──────── MATERIAL FOR THIS TASK
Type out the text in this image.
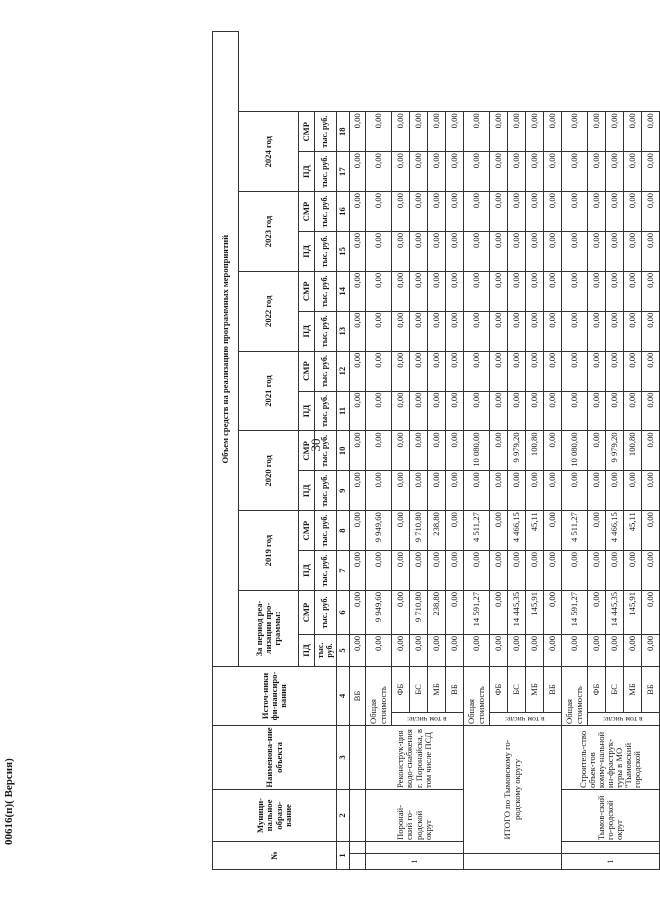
30
№		Муници-пальное образо-вание	Наименова-ние объекта	Источ-ники фи-нансиро-вания		Объем средств на реализацию программных мероприятий													
						За период реа-лизации про-граммы:		2019 год		2020 год		2021 год		2022 год		2023 год		2024 год	
						ПД	СМР	ПД	СМР	ПД	СМР	ПД	СМР	ПД	СМР	ПД	СМР	ПД	СМР
						тыс. руб.	тыс. руб.	тыс. руб.	тыс. руб.	тыс. руб.	тыс. руб.	тыс. руб.	тыс. руб.	тыс. руб.	тыс. руб.	тыс. руб.	тыс. руб.	тыс. руб.	тыс. руб.
1		2	3	4		5	6	7	8	9	10	11	12	13	14	15	16	17	18
				ВБ		0,00	0,00	0,00	0,00	0,00	0,00	0,00	0,00	0,00	0,00	0,00	0,00	0,00	0,00
1		Поронай-ский го-родской округ	Реконструк-ция водо-снабжения г. Поронайска, в том числе ПСД	Общая стоимость		0,00	9 949,60	0,00	9 949,60	0,00	0,00	0,00	0,00	0,00	0,00	0,00	0,00	0,00	0,00
				в том числе:	ФБ	0,00	0,00	0,00	0,00	0,00	0,00	0,00	0,00	0,00	0,00	0,00	0,00	0,00	0,00
					БС	0,00	9 710,80	0,00	9 710,80	0,00	0,00	0,00	0,00	0,00	0,00	0,00	0,00	0,00	0,00
					МБ	0,00	238,80	0,00	238,80	0,00	0,00	0,00	0,00	0,00	0,00	0,00	0,00	0,00	0,00
					ВБ	0,00	0,00	0,00	0,00	0,00	0,00	0,00	0,00	0,00	0,00	0,00	0,00	0,00	0,00
	ИТОГО по Тымовскому го-родскому округу			Общая стоимость		0,00	14 591,27	0,00	4 511,27	0,00	10 080,00	0,00	0,00	0,00	0,00	0,00	0,00	0,00	0,00
				в том числе:	ФБ	0,00	0,00	0,00	0,00	0,00	0,00	0,00	0,00	0,00	0,00	0,00	0,00	0,00	0,00
					БС	0,00	14 445,35	0,00	4 466,15	0,00	9 979,20	0,00	0,00	0,00	0,00	0,00	0,00	0,00	0,00
					МБ	0,00	145,91	0,00	45,11	0,00	100,80	0,00	0,00	0,00	0,00	0,00	0,00	0,00	0,00
					ВБ	0,00	0,00	0,00	0,00	0,00	0,00	0,00	0,00	0,00	0,00	0,00	0,00	0,00	0,00
1		Тымов-ский го-родской округ	Строитель-ство объек-тов комму-нальной ин-фраструк-туры в МО "Тымовский городской	Общая стоимость		0,00	14 591,27	0,00	4 511,27	0,00	10 080,00	0,00	0,00	0,00	0,00	0,00	0,00	0,00	0,00
				в том числе:	ФБ	0,00	0,00	0,00	0,00	0,00	0,00	0,00	0,00	0,00	0,00	0,00	0,00	0,00	0,00
					БС	0,00	14 445,35	0,00	4 466,15	0,00	9 979,20	0,00	0,00	0,00	0,00	0,00	0,00	0,00	0,00
					МБ	0,00	145,91	0,00	45,11	0,00	100,80	0,00	0,00	0,00	0,00	0,00	0,00	0,00	0,00
					ВБ	0,00	0,00	0,00	0,00	0,00	0,00	0,00	0,00	0,00	0,00	0,00	0,00	0,00	0,00
00616(п)( Версия)
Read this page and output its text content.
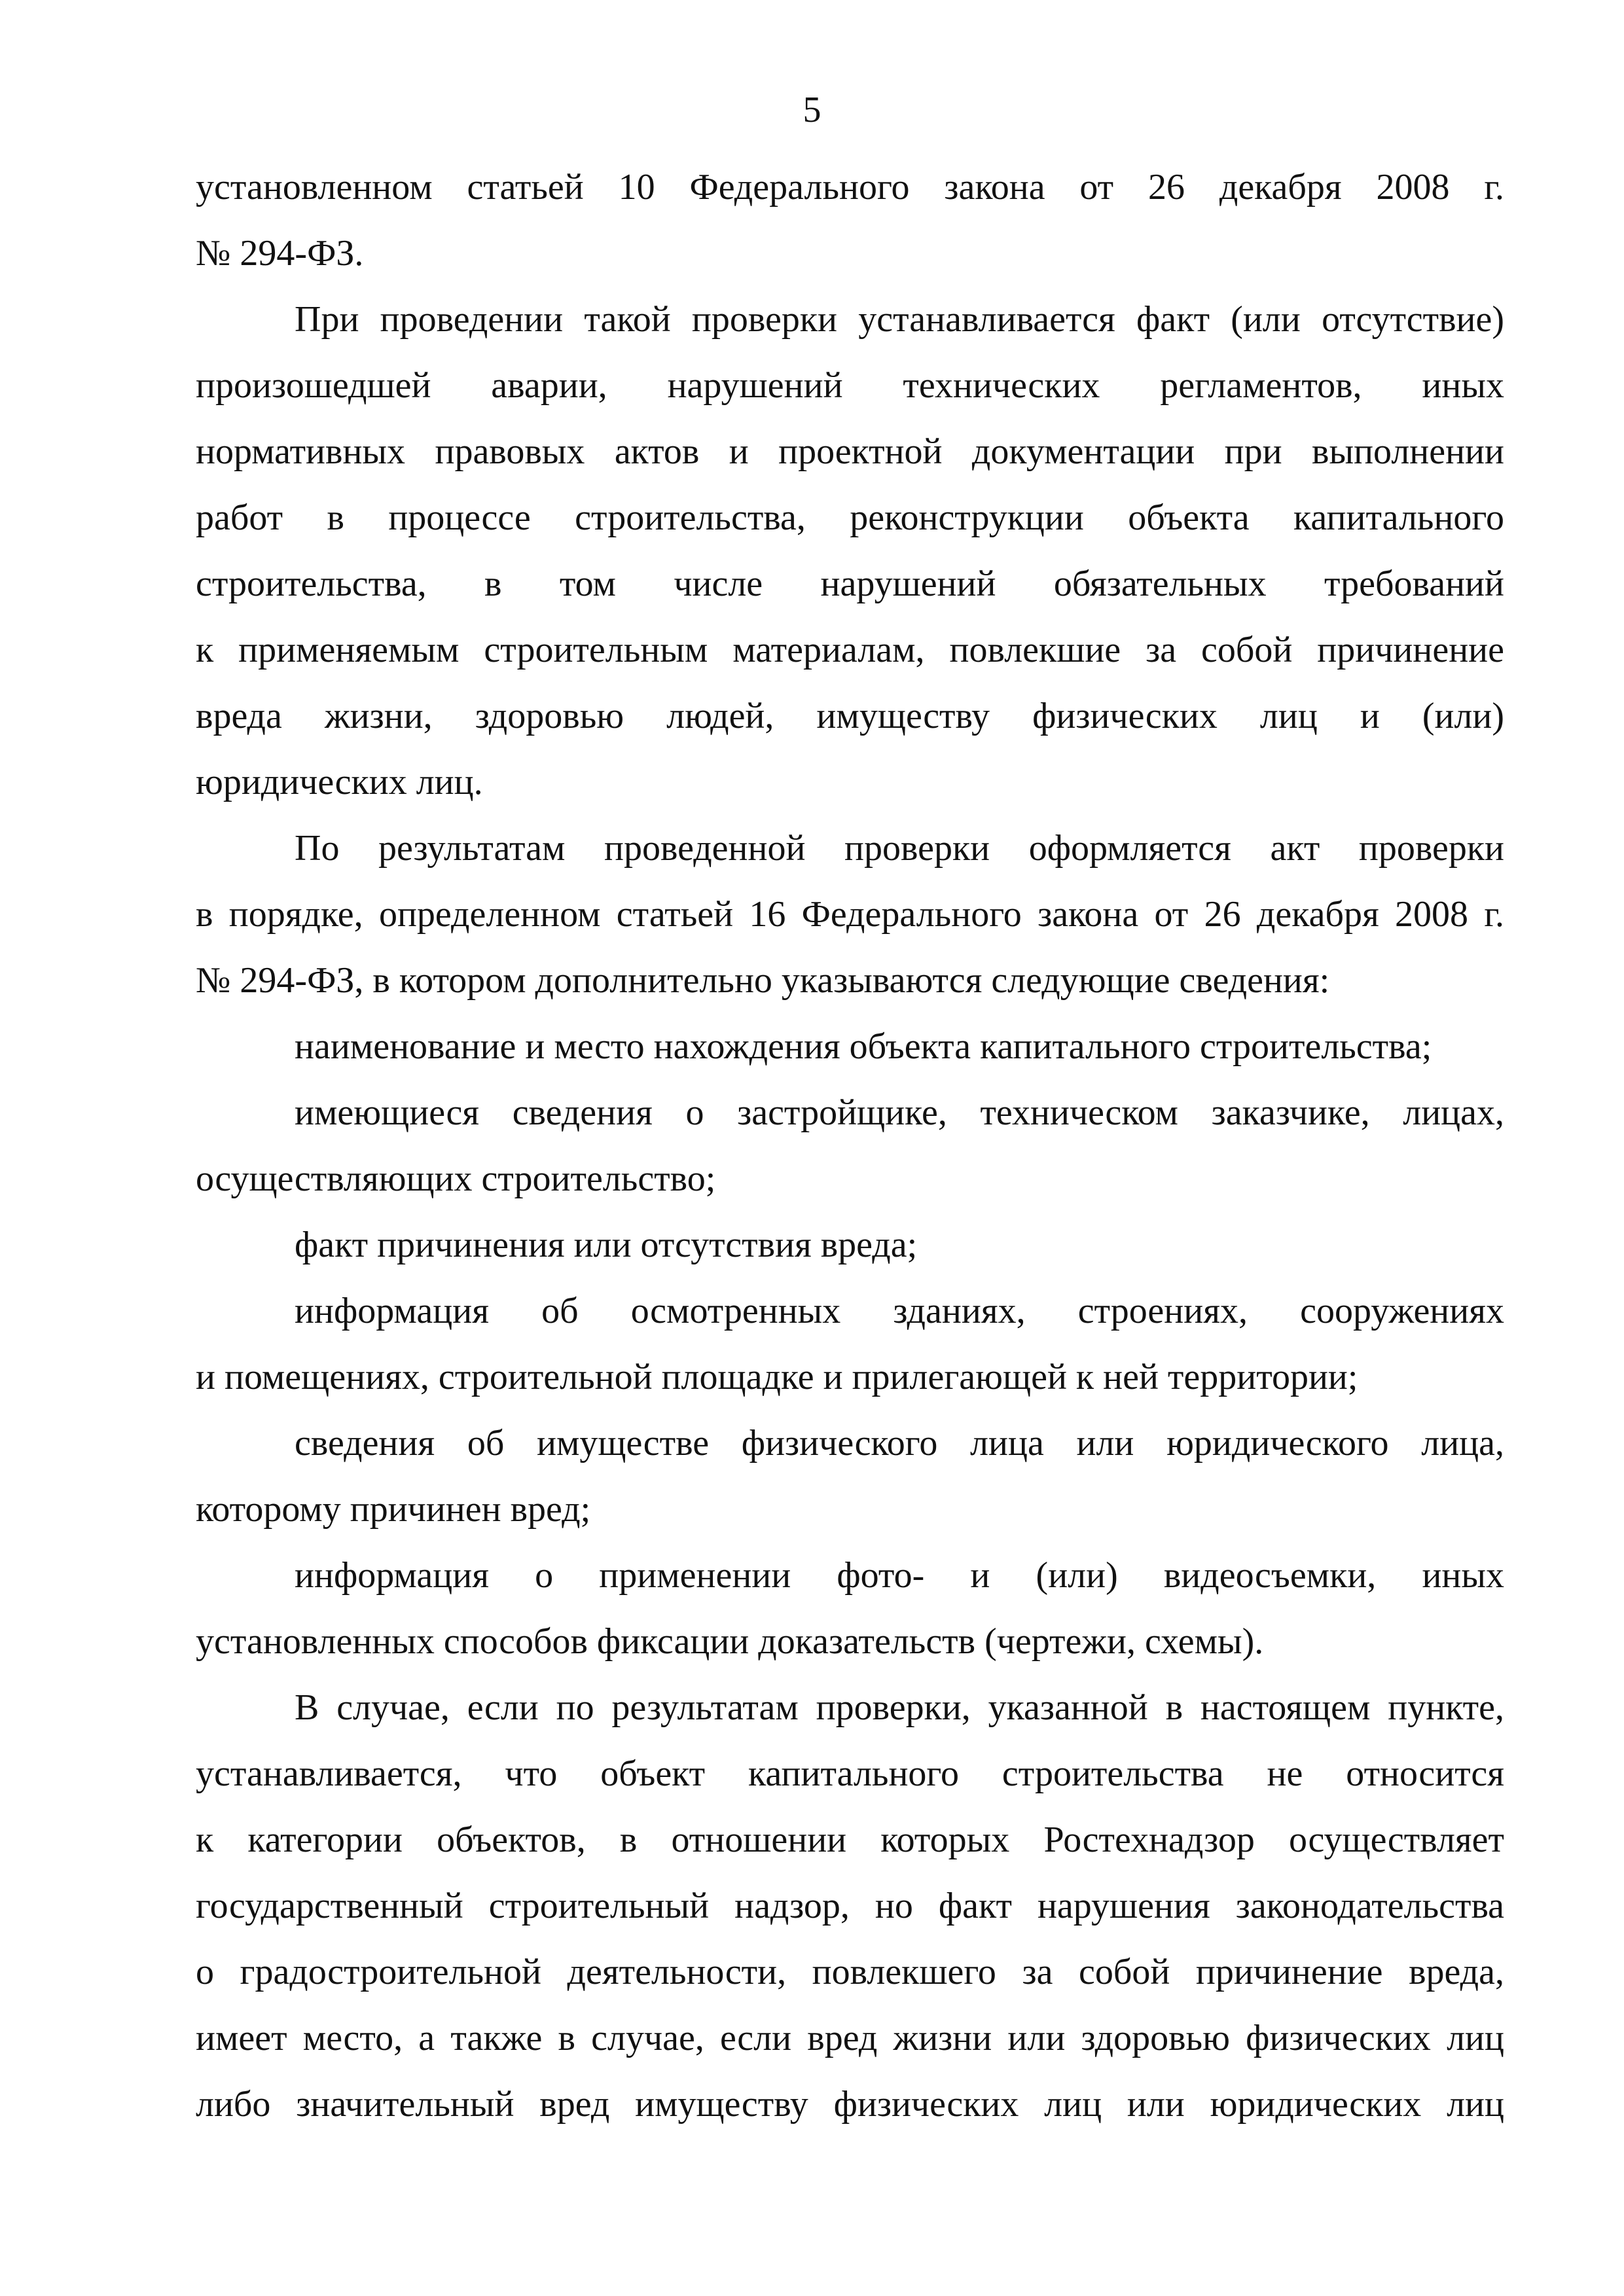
5
установленном статьей 10 Федерального закона от 26 декабря 2008 г.
№ 294-ФЗ.
При проведении такой проверки устанавливается факт (или отсутствие)
произошедшей аварии, нарушений технических регламентов, иных
нормативных правовых актов и проектной документации при выполнении
работ в процессе строительства, реконструкции объекта капитального
строительства, в том числе нарушений обязательных требований
к применяемым строительным материалам, повлекшие за собой причинение
вреда жизни, здоровью людей, имуществу физических лиц и (или)
юридических лиц.
По результатам проведенной проверки оформляется акт проверки
в порядке, определенном статьей 16 Федерального закона от 26 декабря 2008 г.
№ 294-ФЗ, в котором дополнительно указываются следующие сведения:
наименование и место нахождения объекта капитального строительства;
имеющиеся сведения о застройщике, техническом заказчике, лицах,
осуществляющих строительство;
факт причинения или отсутствия вреда;
информация об осмотренных зданиях, строениях, сооружениях
и помещениях, строительной площадке и прилегающей к ней территории;
сведения об имуществе физического лица или юридического лица,
которому причинен вред;
информация о применении фото- и (или) видеосъемки, иных
установленных способов фиксации доказательств (чертежи, схемы).
В случае, если по результатам проверки, указанной в настоящем пункте,
устанавливается, что объект капитального строительства не относится
к категории объектов, в отношении которых Ростехнадзор осуществляет
государственный строительный надзор, но факт нарушения законодательства
о градостроительной деятельности, повлекшего за собой причинение вреда,
имеет место, а также в случае, если вред жизни или здоровью физических лиц
либо значительный вред имуществу физических лиц или юридических лиц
────────────────
▶ SHORT EXERCISE
Give an exact copy of the material, leaving out every picture.

▶ EXERCISE SOLUTION
Type out the text in this image.
30
№		Муници-пальное образо-вание	Наименова-ние объекта	Источ-ники фи-нансиро-вания		Объем средств на реализацию программных мероприятий													
						За период реа-лизации про-граммы:		2019 год		2020 год		2021 год		2022 год		2023 год		2024 год	
						ПД	СМР	ПД	СМР	ПД	СМР	ПД	СМР	ПД	СМР	ПД	СМР	ПД	СМР
						тыс. руб.	тыс. руб.	тыс. руб.	тыс. руб.	тыс. руб.	тыс. руб.	тыс. руб.	тыс. руб.	тыс. руб.	тыс. руб.	тыс. руб.	тыс. руб.	тыс. руб.	тыс. руб.
1		2	3	4		5	6	7	8	9	10	11	12	13	14	15	16	17	18
				ВБ		0,00	0,00	0,00	0,00	0,00	0,00	0,00	0,00	0,00	0,00	0,00	0,00	0,00	0,00
1		Поронай-ский го-родской округ	Реконструк-ция водо-снабжения г. Поронайска, в том числе ПСД	Общая стоимость		0,00	9 949,60	0,00	9 949,60	0,00	0,00	0,00	0,00	0,00	0,00	0,00	0,00	0,00	0,00
				в том числе:	ФБ	0,00	0,00	0,00	0,00	0,00	0,00	0,00	0,00	0,00	0,00	0,00	0,00	0,00	0,00
					БС	0,00	9 710,80	0,00	9 710,80	0,00	0,00	0,00	0,00	0,00	0,00	0,00	0,00	0,00	0,00
					МБ	0,00	238,80	0,00	238,80	0,00	0,00	0,00	0,00	0,00	0,00	0,00	0,00	0,00	0,00
					ВБ	0,00	0,00	0,00	0,00	0,00	0,00	0,00	0,00	0,00	0,00	0,00	0,00	0,00	0,00
	ИТОГО по Тымовскому го-родскому округу			Общая стоимость		0,00	14 591,27	0,00	4 511,27	0,00	10 080,00	0,00	0,00	0,00	0,00	0,00	0,00	0,00	0,00
				в том числе:	ФБ	0,00	0,00	0,00	0,00	0,00	0,00	0,00	0,00	0,00	0,00	0,00	0,00	0,00	0,00
					БС	0,00	14 445,35	0,00	4 466,15	0,00	9 979,20	0,00	0,00	0,00	0,00	0,00	0,00	0,00	0,00
					МБ	0,00	145,91	0,00	45,11	0,00	100,80	0,00	0,00	0,00	0,00	0,00	0,00	0,00	0,00
					ВБ	0,00	0,00	0,00	0,00	0,00	0,00	0,00	0,00	0,00	0,00	0,00	0,00	0,00	0,00
1		Тымов-ский го-родской округ	Строитель-ство объек-тов комму-нальной ин-фраструк-туры в МО "Тымовский городской	Общая стоимость		0,00	14 591,27	0,00	4 511,27	0,00	10 080,00	0,00	0,00	0,00	0,00	0,00	0,00	0,00	0,00
				в том числе:	ФБ	0,00	0,00	0,00	0,00	0,00	0,00	0,00	0,00	0,00	0,00	0,00	0,00	0,00	0,00
					БС	0,00	14 445,35	0,00	4 466,15	0,00	9 979,20	0,00	0,00	0,00	0,00	0,00	0,00	0,00	0,00
					МБ	0,00	145,91	0,00	45,11	0,00	100,80	0,00	0,00	0,00	0,00	0,00	0,00	0,00	0,00
					ВБ	0,00	0,00	0,00	0,00	0,00	0,00	0,00	0,00	0,00	0,00	0,00	0,00	0,00	0,00
00616(п)( Версия)
Read this page and output its text content.
5
установленном статьей 10 Федерального закона от 26 декабря 2008 г.
№ 294-ФЗ.
При проведении такой проверки устанавливается факт (или отсутствие)
произошедшей аварии, нарушений технических регламентов, иных
нормативных правовых актов и проектной документации при выполнении
работ в процессе строительства, реконструкции объекта капитального
строительства, в том числе нарушений обязательных требований
к применяемым строительным материалам, повлекшие за собой причинение
вреда жизни, здоровью людей, имуществу физических лиц и (или)
юридических лиц.
По результатам проведенной проверки оформляется акт проверки
в порядке, определенном статьей 16 Федерального закона от 26 декабря 2008 г.
№ 294-ФЗ, в котором дополнительно указываются следующие сведения:
наименование и место нахождения объекта капитального строительства;
имеющиеся сведения о застройщике, техническом заказчике, лицах,
осуществляющих строительство;
факт причинения или отсутствия вреда;
информация об осмотренных зданиях, строениях, сооружениях
и помещениях, строительной площадке и прилегающей к ней территории;
сведения об имуществе физического лица или юридического лица,
которому причинен вред;
информация о применении фото- и (или) видеосъемки, иных
установленных способов фиксации доказательств (чертежи, схемы).
В случае, если по результатам проверки, указанной в настоящем пункте,
устанавливается, что объект капитального строительства не относится
к категории объектов, в отношении которых Ростехнадзор осуществляет
государственный строительный надзор, но факт нарушения законодательства
о градостроительной деятельности, повлекшего за собой причинение вреда,
имеет место, а также в случае, если вред жизни или здоровью физических лиц
либо значительный вред имуществу физических лиц или юридических лиц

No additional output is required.